## DIRECTIONS
All of the data should be restated word for word, with the pictures omitted.

Dataset items
==================================================

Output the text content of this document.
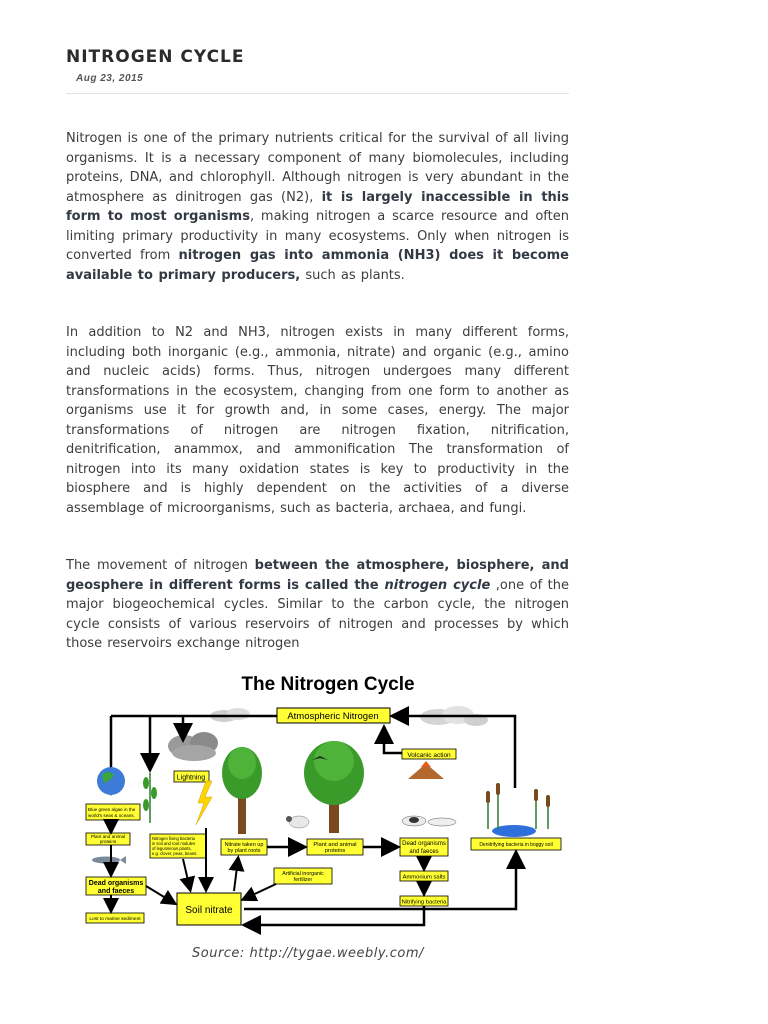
NITROGEN CYCLE
Aug 23, 2015

Nitrogen is one of the primary nutrients critical for the survival of all living organisms. It is a necessary component of many biomolecules, including proteins, DNA, and chlorophyll. Although nitrogen is very abundant in the atmosphere as dinitrogen gas (N2), it is largely inaccessible in this form to most organisms, making nitrogen a scarce resource and often limiting primary productivity in many ecosystems. Only when nitrogen is converted from nitrogen gas into ammonia (NH3) does it become available to primary producers, such as plants.

In addition to N2 and NH3, nitrogen exists in many different forms, including both inorganic (e.g., ammonia, nitrate) and organic (e.g., amino and nucleic acids) forms. Thus, nitrogen undergoes many different transformations in the ecosystem, changing from one form to another as organisms use it for growth and, in some cases, energy. The major transformations of nitrogen are nitrogen fixation, nitrification, denitrification, anammox, and ammonification The transformation of nitrogen into its many oxidation states is key to productivity in the biosphere and is highly dependent on the activities of a diverse assemblage of microorganisms, such as bacteria, archaea, and fungi.

The movement of nitrogen between the atmosphere, biosphere, and geosphere in different forms is called the nitrogen cycle ,one of the major biogeochemical cycles. Similar to the carbon cycle, the nitrogen cycle consists of various reservoirs of nitrogen and processes by which those reservoirs exchange nitrogen

The Nitrogen Cycle
Atmospheric Nitrogen
Volcanic action
Lightning
Blue green algae in the
world's seas & oceans.
Plant and animal
proteins
Dead organisms
and faeces
Lost to marine sediment
Nitrogen fixing bacteria
in soil and root nodules
of leguminous plants,
e.g. clover, peas, beans.
Soil nitrate
Nitrate taken up
by plant roots
Plant and animal
proteins
Dead organisms
and faeces
Denitrifying bacteria in boggy soil
Artificial inorganic
fertilizer	Ammonium salts
Nitrifying bacteria
Source: http://tygae.weebly.com/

==================================================

## EXERCISE OUTPUT
Output the text content of this document.
NITROGEN CYCLE
Aug 23, 2015

Nitrogen is one of the primary nutrients critical for the survival of all living organisms. It is a necessary component of many biomolecules, including proteins, DNA, and chlorophyll. Although nitrogen is very abundant in the atmosphere as dinitrogen gas (N2), it is largely inaccessible in this form to most organisms, making nitrogen a scarce resource and often limiting primary productivity in many ecosystems. Only when nitrogen is converted from nitrogen gas into ammonia (NH3) does it become available to primary producers, such as plants.

In addition to N2 and NH3, nitrogen exists in many different forms, including both inorganic (e.g., ammonia, nitrate) and organic (e.g., amino and nucleic acids) forms. Thus, nitrogen undergoes many different transformations in the ecosystem, changing from one form to another as organisms use it for growth and, in some cases, energy. The major transformations of nitrogen are nitrogen fixation, nitrification, denitrification, anammox, and ammonification The transformation of nitrogen into its many oxidation states is key to productivity in the biosphere and is highly dependent on the activities of a diverse assemblage of microorganisms, such as bacteria, archaea, and fungi.

The movement of nitrogen between the atmosphere, biosphere, and geosphere in different forms is called the nitrogen cycle ,one of the major biogeochemical cycles. Similar to the carbon cycle, the nitrogen cycle consists of various reservoirs of nitrogen and processes by which those reservoirs exchange nitrogen

The Nitrogen Cycle
Atmospheric Nitrogen
Volcanic action
Lightning
Blue green algae in the
world's seas & oceans.
Plant and animal
proteins
Dead organisms
and faeces
Lost to marine sediment
Nitrogen fixing bacteria
in soil and root nodules
of leguminous plants,
e.g. clover, peas, beans.
Soil nitrate
Nitrate taken up
by plant roots
Plant and animal
proteins
Dead organisms
and faeces
Denitrifying bacteria in boggy soil
Artificial inorganic
fertilizer	Ammonium salts
Nitrifying bacteria
Source: http://tygae.weebly.com/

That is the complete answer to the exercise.